▸ Stored data:
##############################

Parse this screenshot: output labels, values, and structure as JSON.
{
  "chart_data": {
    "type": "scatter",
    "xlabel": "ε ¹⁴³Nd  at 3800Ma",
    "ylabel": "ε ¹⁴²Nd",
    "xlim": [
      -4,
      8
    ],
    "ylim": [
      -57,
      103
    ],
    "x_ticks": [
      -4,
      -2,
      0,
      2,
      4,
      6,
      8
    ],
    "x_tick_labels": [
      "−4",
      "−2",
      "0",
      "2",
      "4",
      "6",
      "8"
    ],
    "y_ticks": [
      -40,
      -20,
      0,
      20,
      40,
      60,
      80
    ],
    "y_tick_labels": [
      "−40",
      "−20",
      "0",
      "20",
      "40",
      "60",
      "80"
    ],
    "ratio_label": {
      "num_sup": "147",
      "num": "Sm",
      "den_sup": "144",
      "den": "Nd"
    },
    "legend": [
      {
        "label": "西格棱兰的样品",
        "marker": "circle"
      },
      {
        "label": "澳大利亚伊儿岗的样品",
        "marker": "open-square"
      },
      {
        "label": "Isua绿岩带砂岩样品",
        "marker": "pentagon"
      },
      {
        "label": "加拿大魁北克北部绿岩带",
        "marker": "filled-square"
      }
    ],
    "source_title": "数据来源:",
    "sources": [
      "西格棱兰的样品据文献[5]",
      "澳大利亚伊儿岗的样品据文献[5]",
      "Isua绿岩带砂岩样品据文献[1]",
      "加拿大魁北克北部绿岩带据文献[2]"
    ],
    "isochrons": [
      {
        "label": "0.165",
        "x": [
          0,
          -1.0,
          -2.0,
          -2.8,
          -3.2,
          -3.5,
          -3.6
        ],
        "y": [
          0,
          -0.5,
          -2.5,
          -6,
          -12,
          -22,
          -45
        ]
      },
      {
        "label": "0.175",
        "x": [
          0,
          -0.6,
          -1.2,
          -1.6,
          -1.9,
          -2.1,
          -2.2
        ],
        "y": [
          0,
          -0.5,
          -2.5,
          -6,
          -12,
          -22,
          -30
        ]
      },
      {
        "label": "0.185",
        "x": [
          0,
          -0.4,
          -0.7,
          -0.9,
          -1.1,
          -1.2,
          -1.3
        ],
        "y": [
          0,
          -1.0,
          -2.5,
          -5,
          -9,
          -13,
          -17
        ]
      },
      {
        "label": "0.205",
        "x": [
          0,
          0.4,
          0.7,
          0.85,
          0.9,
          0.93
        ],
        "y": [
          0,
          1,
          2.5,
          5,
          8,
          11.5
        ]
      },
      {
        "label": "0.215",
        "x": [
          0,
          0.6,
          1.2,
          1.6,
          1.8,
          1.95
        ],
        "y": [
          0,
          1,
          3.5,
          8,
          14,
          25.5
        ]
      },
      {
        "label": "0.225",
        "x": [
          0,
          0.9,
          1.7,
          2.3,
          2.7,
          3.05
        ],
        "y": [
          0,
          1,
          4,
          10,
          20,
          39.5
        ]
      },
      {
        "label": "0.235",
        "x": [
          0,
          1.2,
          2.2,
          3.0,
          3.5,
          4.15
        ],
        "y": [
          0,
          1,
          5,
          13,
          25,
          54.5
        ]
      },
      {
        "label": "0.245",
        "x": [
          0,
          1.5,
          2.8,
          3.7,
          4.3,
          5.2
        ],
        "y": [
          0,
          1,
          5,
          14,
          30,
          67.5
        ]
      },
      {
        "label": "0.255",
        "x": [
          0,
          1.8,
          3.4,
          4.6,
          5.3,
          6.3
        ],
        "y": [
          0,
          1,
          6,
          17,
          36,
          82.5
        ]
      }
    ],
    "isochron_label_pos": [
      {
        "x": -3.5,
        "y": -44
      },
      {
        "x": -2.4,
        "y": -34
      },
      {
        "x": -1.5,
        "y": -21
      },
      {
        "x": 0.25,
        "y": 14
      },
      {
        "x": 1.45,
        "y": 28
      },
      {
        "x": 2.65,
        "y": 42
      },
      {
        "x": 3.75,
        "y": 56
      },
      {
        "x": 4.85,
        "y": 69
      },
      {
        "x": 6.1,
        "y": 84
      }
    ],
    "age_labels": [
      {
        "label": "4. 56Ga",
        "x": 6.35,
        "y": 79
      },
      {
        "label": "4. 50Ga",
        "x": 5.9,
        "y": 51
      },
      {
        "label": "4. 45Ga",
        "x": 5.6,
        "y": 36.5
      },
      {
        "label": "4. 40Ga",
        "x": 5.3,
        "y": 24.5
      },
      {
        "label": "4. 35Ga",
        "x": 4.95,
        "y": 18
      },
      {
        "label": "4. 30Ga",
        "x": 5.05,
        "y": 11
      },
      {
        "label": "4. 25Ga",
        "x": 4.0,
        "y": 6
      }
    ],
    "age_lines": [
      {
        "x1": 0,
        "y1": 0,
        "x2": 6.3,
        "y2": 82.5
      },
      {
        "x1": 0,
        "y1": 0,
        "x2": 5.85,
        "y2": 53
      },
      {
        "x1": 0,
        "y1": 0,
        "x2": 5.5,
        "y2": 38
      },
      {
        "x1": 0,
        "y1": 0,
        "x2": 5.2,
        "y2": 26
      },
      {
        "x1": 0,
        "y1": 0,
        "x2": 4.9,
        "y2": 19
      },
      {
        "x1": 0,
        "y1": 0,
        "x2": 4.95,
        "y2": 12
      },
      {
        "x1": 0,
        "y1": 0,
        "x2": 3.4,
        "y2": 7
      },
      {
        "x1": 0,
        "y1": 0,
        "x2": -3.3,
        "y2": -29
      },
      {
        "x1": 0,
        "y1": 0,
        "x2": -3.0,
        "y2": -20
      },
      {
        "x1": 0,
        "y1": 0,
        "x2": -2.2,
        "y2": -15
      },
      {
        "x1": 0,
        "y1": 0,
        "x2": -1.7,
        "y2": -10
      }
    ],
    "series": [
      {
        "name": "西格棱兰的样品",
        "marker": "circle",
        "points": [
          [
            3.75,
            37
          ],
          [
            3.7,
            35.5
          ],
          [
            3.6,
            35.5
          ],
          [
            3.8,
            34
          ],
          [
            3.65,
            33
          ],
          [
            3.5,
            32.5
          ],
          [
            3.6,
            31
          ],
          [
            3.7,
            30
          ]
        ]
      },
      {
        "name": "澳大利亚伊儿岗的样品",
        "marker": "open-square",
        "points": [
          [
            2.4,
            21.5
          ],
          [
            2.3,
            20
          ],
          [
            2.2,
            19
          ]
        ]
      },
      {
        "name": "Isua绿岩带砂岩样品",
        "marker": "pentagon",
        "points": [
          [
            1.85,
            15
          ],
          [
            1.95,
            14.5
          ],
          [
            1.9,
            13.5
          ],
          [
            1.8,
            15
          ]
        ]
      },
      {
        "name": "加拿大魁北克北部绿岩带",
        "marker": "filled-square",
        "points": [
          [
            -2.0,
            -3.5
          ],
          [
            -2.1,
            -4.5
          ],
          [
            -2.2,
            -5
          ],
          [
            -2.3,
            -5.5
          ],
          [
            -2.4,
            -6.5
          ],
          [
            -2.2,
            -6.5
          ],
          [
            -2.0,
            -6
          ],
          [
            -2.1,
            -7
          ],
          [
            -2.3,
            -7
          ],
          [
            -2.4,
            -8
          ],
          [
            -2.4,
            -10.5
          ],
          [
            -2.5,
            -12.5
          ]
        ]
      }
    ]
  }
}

##############################

▸ Written exercise: Using the records above, say how many lines include the string "marker". Only the number is wanted.

▸ Answer to this task: 8